What is needed ▸ Quote the listing below in full and exactly as written, but omit every picture.

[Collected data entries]
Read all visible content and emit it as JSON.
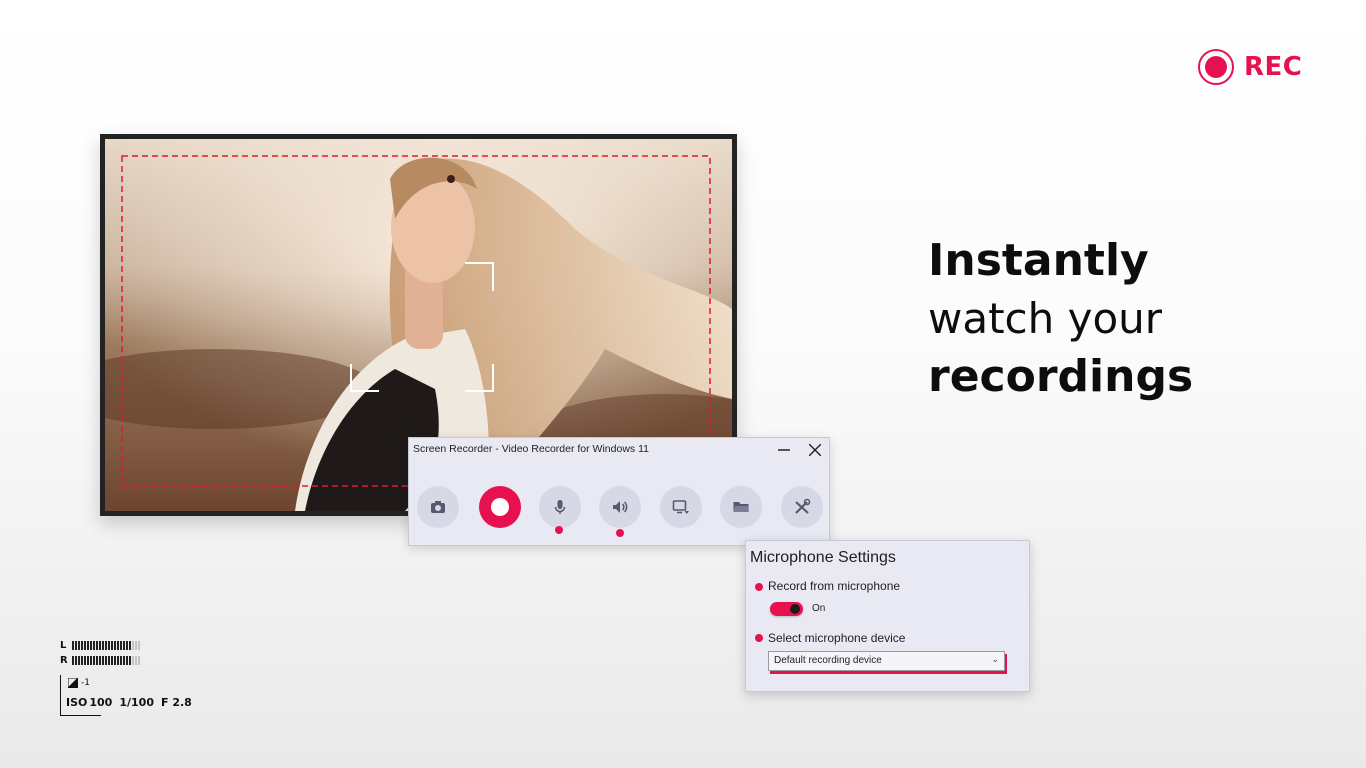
{
  "rec_badge": {
    "label": "REC",
    "color": "#e8114f"
  },
  "headline": {
    "line1": "Instantly",
    "line2": "watch your",
    "line3": "recordings"
  },
  "recorder_window": {
    "title": "Screen Recorder - Video Recorder for Windows 11",
    "minimize_glyph": "—",
    "close_glyph": "✕",
    "tools": [
      {
        "icon": "camera-icon",
        "active_indicator": false
      },
      {
        "icon": "record-icon",
        "active_indicator": false
      },
      {
        "icon": "microphone-icon",
        "active_indicator": true
      },
      {
        "icon": "speaker-icon",
        "active_indicator": true
      },
      {
        "icon": "monitor-dropdown-icon",
        "active_indicator": false
      },
      {
        "icon": "folder-icon",
        "active_indicator": false
      },
      {
        "icon": "tools-icon",
        "active_indicator": false
      }
    ]
  },
  "mic_settings": {
    "title": "Microphone Settings",
    "record_label": "Record from microphone",
    "toggle_state": "On",
    "toggle_on": true,
    "device_label": "Select microphone device",
    "device_value": "Default recording device"
  },
  "hud": {
    "left_channel": "L",
    "right_channel": "R",
    "exposure": "-1",
    "iso_label": "ISO",
    "iso_value": "100",
    "shutter": "1/100",
    "aperture": "F 2.8"
  },
  "colors": {
    "accent": "#e8114f",
    "panel": "#e8e9f3",
    "button": "#d6d8e6"
  }
}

Written answer ▸
Read all visible content and emit it as JSON.
{
  "rec_badge": {
    "label": "REC",
    "color": "#e8114f"
  },
  "headline": {
    "line1": "Instantly",
    "line2": "watch your",
    "line3": "recordings"
  },
  "recorder_window": {
    "title": "Screen Recorder - Video Recorder for Windows 11",
    "minimize_glyph": "—",
    "close_glyph": "✕",
    "tools": [
      {
        "icon": "camera-icon",
        "active_indicator": false
      },
      {
        "icon": "record-icon",
        "active_indicator": false
      },
      {
        "icon": "microphone-icon",
        "active_indicator": true
      },
      {
        "icon": "speaker-icon",
        "active_indicator": true
      },
      {
        "icon": "monitor-dropdown-icon",
        "active_indicator": false
      },
      {
        "icon": "folder-icon",
        "active_indicator": false
      },
      {
        "icon": "tools-icon",
        "active_indicator": false
      }
    ]
  },
  "mic_settings": {
    "title": "Microphone Settings",
    "record_label": "Record from microphone",
    "toggle_state": "On",
    "toggle_on": true,
    "device_label": "Select microphone device",
    "device_value": "Default recording device"
  },
  "hud": {
    "left_channel": "L",
    "right_channel": "R",
    "exposure": "-1",
    "iso_label": "ISO",
    "iso_value": "100",
    "shutter": "1/100",
    "aperture": "F 2.8"
  },
  "colors": {
    "accent": "#e8114f",
    "panel": "#e8e9f3",
    "button": "#d6d8e6"
  }
}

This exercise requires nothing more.